------ SELECTED TEXT ------

While the iconic S&P 500® is one of the world’s best known benchmarks, the S&P Composite 1500 (comprising the S&P 500, S&P MidCap 400®, and S&P SmallCap 600®) covers a broader spectrum of the capitalization of the U.S. equity market. Though the S&P 500 is often used as a measuring stick for large-cap fund performance (and rightly so), the S&P Composite 1500 can be a more appropriate benchmark for funds that are not limited to large-cap stocks.
The performance differences between the S&P 500 and the S&P Composite 1500 are not large, never fluctuating outside a 150 basis point annual spread from 2001 through 2018. The tight tracking is expected; the S&P Composite 1500 is also a market cap based index and as such, the S&P 500 would be the predominant sub index, typically accounting for more than 85% of the S&P Composite 1500. But almost without fail, the direction of the spreads of the S&P Composite 1500 are in sync with those of the S&P SmallCap 600 when measured against the S&P 500. When small caps outperform, the S&P Composite 1500 typically beats the S&P 500, and vice versa.

------ RECORDED DATA ------

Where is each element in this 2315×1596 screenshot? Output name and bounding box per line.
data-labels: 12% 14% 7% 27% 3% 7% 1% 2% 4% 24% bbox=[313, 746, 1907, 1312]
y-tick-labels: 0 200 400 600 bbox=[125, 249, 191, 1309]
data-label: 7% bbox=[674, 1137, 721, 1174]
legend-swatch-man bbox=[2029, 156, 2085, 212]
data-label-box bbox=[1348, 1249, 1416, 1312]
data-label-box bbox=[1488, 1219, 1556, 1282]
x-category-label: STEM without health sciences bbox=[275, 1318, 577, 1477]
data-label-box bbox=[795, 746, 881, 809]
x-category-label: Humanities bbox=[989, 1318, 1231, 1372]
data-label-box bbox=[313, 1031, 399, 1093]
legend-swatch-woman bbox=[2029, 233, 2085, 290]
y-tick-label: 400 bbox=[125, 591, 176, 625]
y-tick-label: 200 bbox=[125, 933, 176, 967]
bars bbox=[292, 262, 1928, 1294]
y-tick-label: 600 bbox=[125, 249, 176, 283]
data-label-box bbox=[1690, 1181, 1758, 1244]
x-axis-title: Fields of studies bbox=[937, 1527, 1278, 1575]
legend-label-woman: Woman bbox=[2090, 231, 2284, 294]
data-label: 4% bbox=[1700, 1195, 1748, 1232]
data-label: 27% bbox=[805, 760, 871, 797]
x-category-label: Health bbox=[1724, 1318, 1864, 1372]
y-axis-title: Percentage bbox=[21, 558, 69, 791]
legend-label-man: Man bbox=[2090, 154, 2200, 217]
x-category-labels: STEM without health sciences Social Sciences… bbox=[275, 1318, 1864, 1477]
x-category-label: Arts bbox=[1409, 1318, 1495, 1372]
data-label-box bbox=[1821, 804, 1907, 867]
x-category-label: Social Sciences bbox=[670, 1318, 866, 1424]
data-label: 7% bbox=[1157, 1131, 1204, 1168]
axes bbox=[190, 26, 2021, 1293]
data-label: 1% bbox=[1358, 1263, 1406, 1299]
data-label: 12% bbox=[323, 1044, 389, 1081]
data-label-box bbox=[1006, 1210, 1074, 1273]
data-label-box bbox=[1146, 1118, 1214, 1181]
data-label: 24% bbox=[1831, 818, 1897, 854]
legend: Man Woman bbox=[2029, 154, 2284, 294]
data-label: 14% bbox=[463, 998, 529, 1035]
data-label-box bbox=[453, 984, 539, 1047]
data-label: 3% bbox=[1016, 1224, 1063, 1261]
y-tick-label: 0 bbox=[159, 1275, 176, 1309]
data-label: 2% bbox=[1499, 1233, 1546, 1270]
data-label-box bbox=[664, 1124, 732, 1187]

------

▶ [WHAT TO WORK ON] Please return the full passage on the S&P Composite 1500 word for word, with no changes.

▶ [YOUR SOLUTION]
While the iconic S&P 500® is one of the world’s best known benchmarks, the S&P Composite 1500 (comprising the S&P 500, S&P MidCap 400®, and S&P SmallCap 600®) covers a broader spectrum of the capitalization of the U.S. equity market. Though the S&P 500 is often used as a measuring stick for large-cap fund performance (and rightly so), the S&P Composite 1500 can be a more appropriate benchmark for funds that are not limited to large-cap stocks.
The performance differences between the S&P 500 and the S&P Composite 1500 are not large, never fluctuating outside a 150 basis point annual spread from 2001 through 2018. The tight tracking is expected; the S&P Composite 1500 is also a market cap based index and as such, the S&P 500 would be the predominant sub index, typically accounting for more than 85% of the S&P Composite 1500. But almost without fail, the direction of the spreads of the S&P Composite 1500 are in sync with those of the S&P SmallCap 600 when measured against the S&P 500. When small caps outperform, the S&P Composite 1500 typically beats the S&P 500, and vice versa.